# TEXT SHOWN
-------------------------

Date: 04/28/97 at 01:44:57
From: raylim
Subject: Complex number

The following question is from the British A Level exam. Can you solve 
it for me? I couldn't get the solution because I had no idea how to 
begin.

You are given that cos t + isin t is the root of z^3 + az + b = 0 in 
which sin t is not equal to 0. If a and b are real and not equal to 
zero, show that a + b^2 = 1.

Thanks,
Raylim


Date: 04/28/97 at 16:25:59
From: Doctor Anthony
Subject: Re: Complex number

Raylim,

If z = cos(t) + i.sin(t) is a root, then since the coefficients of the 
equation are real, it is also true that z = cos(t) - i.sin(t) is a 
root.

-------------------------

# TO BE DONE
1/ According to the forum thread, which exam is the question taken from?
2/ Repeat the forum thread from "The following question" to "that a + b^2 = 1.".
3/ Decide whether each statement agrees with the forum thread, answering yes or no and quoting the words that settle it: (a) The problem states that sin t is not equal to 0. (b) The reply was sent on a later date than the original post. (c) The reply gives the real coefficients as the reason cos(t) - i.sin(t) is also a root.
Rely only on the forum thread for your answers.

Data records
-------------------------

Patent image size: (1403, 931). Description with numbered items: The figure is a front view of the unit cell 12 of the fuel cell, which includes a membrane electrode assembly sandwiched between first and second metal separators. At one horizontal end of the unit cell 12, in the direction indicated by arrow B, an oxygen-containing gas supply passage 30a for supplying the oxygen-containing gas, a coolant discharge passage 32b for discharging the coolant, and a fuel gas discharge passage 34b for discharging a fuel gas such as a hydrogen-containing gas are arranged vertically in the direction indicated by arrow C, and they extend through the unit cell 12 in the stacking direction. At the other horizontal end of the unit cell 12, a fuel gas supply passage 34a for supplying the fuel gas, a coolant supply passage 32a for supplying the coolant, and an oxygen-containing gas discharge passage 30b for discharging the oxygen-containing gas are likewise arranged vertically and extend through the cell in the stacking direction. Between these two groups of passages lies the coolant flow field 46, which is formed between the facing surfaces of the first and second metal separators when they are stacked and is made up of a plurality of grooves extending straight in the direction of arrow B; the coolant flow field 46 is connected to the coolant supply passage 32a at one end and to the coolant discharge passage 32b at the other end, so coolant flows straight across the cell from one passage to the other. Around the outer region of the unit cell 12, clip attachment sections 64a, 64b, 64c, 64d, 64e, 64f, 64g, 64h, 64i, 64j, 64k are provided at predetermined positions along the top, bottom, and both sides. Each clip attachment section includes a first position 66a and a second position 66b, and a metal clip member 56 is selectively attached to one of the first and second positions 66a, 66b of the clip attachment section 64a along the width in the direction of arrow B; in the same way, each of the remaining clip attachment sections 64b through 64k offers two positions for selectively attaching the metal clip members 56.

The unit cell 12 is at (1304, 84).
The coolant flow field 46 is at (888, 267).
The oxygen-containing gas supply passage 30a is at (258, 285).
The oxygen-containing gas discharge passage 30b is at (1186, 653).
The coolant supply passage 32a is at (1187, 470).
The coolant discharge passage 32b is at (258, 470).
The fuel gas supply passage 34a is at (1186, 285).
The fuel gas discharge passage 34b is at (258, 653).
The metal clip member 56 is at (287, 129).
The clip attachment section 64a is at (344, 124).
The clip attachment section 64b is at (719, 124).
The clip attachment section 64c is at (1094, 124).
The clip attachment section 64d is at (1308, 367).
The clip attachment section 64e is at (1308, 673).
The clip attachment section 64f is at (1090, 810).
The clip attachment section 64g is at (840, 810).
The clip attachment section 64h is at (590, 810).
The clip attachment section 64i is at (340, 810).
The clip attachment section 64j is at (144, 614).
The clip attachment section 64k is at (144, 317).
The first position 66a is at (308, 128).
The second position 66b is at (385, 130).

-------------------------

# EXPECTED OUTPUTS
1/ The British A Level exam.

2/
The following question is from the British A Level exam. Can you solve 
it for me? I couldn't get the solution because I had no idea how to 
begin.

You are given that cos t + isin t is the root of z^3 + az + b = 0 in 
which sin t is not equal to 0. If a and b are real and not equal to 
zero, show that a + b^2 = 1.

3/
(a) Yes: "in which sin t is not equal to 0"
(b) No: "Date: 04/28/97 at 01:44:57" and "Date: 04/28/97 at 16:25:59"
(c) Yes: "since the coefficients of the equation are real, it is also true that z = cos(t) - i.sin(t) is a root"